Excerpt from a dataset
-- -- --
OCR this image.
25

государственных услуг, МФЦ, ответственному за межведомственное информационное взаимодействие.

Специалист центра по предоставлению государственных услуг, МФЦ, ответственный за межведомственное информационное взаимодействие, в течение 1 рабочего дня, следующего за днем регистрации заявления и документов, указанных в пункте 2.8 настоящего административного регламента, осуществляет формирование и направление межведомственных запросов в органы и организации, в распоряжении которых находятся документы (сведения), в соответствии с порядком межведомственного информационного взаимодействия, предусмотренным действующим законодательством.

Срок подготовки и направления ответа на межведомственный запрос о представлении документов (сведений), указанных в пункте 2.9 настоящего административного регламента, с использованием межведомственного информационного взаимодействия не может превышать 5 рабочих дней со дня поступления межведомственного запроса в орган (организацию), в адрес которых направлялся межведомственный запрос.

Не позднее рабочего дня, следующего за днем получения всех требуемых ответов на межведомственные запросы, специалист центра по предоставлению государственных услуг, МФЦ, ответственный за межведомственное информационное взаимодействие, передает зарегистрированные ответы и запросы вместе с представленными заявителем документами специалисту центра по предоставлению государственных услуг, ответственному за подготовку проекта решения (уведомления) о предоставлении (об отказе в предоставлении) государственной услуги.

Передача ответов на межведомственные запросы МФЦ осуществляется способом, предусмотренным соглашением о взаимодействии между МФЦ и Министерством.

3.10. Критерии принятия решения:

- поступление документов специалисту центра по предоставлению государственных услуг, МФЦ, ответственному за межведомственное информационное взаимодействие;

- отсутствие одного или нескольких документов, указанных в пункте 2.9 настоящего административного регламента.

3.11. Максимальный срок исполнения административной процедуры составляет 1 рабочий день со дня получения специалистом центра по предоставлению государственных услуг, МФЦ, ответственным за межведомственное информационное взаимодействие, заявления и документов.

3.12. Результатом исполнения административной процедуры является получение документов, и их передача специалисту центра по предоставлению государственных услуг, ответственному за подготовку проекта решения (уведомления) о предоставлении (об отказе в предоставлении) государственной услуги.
-- -- --
_Instructions to follow_.
Find the word "запросы" in the records and pull out each line that has it.

_Full answer_.
Не позднее рабочего дня, следующего за днем получения всех требуемых ответов на межведомственные запросы, специалист центра по предоставлению государственных услуг, МФЦ, ответственный за межведомственное информационное взаимодействие, передает зарегистрированные ответы и запросы вместе с представленными заявителем документами специалисту центра по предоставлению государственных услуг, ответственному за подготовку проекта решения (уведомления) о предоставлении (об отказе в предоставлении) государственной услуги.
Передача ответов на межведомственные запросы МФЦ осуществляется способом, предусмотренным соглашением о взаимодействии между МФЦ и Министерством.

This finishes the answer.